** STATED EXERCISE **
Each line below either holds the string "name" or doesn't. Count those that do and give only the number.

** INPUT DATA **
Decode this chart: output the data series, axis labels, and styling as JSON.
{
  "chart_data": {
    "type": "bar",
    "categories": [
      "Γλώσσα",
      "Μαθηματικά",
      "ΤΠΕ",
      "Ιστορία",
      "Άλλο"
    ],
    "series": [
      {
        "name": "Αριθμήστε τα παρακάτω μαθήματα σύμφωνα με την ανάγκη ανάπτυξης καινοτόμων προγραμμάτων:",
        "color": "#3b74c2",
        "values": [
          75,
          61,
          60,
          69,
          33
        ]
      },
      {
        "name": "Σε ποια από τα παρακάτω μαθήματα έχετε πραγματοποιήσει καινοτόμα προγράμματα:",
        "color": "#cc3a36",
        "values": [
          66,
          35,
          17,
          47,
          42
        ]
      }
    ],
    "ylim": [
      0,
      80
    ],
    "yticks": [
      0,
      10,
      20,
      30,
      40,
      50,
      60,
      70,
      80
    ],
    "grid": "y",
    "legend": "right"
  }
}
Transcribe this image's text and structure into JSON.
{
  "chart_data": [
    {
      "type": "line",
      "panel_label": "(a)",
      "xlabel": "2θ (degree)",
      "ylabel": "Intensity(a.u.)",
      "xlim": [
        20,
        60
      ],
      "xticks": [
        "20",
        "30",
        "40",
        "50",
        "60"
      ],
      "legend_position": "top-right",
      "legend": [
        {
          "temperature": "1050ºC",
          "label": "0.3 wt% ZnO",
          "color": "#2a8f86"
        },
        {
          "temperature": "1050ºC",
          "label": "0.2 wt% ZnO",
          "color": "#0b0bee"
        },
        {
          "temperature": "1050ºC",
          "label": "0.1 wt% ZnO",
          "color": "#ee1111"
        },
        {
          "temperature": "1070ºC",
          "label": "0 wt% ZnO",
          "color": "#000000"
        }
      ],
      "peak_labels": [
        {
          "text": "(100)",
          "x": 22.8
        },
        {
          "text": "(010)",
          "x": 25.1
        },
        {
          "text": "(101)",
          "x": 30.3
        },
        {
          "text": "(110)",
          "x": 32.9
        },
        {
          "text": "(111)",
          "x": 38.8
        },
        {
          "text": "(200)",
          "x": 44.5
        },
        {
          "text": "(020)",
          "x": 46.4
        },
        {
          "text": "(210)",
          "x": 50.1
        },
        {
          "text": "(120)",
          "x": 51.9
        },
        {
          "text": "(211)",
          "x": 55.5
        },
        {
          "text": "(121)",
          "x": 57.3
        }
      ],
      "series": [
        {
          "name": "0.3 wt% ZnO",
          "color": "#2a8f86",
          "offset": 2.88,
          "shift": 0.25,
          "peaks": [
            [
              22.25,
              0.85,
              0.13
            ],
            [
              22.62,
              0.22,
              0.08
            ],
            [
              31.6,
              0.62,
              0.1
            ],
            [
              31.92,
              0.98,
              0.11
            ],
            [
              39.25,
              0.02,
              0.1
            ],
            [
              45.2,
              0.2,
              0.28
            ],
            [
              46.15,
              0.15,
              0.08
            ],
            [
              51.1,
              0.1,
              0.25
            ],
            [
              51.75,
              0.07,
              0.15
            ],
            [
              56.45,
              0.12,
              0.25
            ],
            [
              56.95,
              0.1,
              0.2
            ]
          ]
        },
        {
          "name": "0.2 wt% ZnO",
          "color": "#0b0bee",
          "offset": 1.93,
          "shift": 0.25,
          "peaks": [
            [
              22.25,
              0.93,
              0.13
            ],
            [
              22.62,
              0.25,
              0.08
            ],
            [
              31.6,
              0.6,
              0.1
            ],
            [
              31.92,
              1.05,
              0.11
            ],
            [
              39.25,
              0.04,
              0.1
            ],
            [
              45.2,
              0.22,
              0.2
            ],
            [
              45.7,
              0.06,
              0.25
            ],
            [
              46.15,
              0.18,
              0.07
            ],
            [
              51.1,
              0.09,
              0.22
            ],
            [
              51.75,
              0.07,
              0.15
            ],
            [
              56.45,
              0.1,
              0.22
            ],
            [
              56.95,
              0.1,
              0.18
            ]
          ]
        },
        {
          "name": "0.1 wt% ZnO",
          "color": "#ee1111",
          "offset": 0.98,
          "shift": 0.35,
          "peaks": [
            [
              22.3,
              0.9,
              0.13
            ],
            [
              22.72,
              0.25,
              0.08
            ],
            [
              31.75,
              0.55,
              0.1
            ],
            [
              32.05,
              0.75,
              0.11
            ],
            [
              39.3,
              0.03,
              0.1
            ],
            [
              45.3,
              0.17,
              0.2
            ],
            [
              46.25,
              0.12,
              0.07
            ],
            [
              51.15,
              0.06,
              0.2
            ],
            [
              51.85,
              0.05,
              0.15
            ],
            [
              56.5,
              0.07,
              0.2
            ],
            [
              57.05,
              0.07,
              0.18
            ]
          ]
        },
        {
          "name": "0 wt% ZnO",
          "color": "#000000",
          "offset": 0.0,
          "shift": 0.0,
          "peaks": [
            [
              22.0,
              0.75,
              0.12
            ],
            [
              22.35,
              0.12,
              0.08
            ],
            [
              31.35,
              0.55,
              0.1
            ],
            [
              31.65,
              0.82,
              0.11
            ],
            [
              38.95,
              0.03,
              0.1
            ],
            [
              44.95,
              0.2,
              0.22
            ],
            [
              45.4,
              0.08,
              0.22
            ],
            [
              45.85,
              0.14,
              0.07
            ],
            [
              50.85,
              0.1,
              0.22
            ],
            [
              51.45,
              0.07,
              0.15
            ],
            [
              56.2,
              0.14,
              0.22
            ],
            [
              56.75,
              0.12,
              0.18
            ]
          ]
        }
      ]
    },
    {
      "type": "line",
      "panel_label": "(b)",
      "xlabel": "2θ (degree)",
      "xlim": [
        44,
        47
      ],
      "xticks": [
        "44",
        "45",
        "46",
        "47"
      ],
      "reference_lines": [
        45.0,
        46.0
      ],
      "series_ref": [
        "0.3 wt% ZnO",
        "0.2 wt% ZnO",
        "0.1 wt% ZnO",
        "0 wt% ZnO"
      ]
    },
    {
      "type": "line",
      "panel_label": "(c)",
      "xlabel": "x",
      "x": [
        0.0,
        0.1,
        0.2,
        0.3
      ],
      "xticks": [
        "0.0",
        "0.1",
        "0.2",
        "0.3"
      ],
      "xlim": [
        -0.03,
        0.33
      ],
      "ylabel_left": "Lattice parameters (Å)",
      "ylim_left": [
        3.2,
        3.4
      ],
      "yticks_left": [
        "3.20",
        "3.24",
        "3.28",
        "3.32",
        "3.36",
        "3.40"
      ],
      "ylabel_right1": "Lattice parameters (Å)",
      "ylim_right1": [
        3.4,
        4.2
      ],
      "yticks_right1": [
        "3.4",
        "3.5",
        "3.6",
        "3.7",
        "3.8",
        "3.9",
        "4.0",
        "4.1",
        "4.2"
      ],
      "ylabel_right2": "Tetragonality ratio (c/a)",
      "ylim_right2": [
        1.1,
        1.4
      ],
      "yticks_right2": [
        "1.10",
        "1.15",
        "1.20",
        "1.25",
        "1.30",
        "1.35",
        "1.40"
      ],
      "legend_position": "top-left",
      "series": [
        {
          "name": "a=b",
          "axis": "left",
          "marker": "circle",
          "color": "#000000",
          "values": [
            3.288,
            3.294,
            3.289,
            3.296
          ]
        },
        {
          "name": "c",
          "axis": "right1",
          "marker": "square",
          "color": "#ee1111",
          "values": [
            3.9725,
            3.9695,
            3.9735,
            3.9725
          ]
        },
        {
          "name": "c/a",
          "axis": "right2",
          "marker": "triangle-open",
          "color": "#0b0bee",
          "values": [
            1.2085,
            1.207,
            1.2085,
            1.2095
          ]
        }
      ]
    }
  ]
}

** OUTPUT OF THE EXERCISE **
9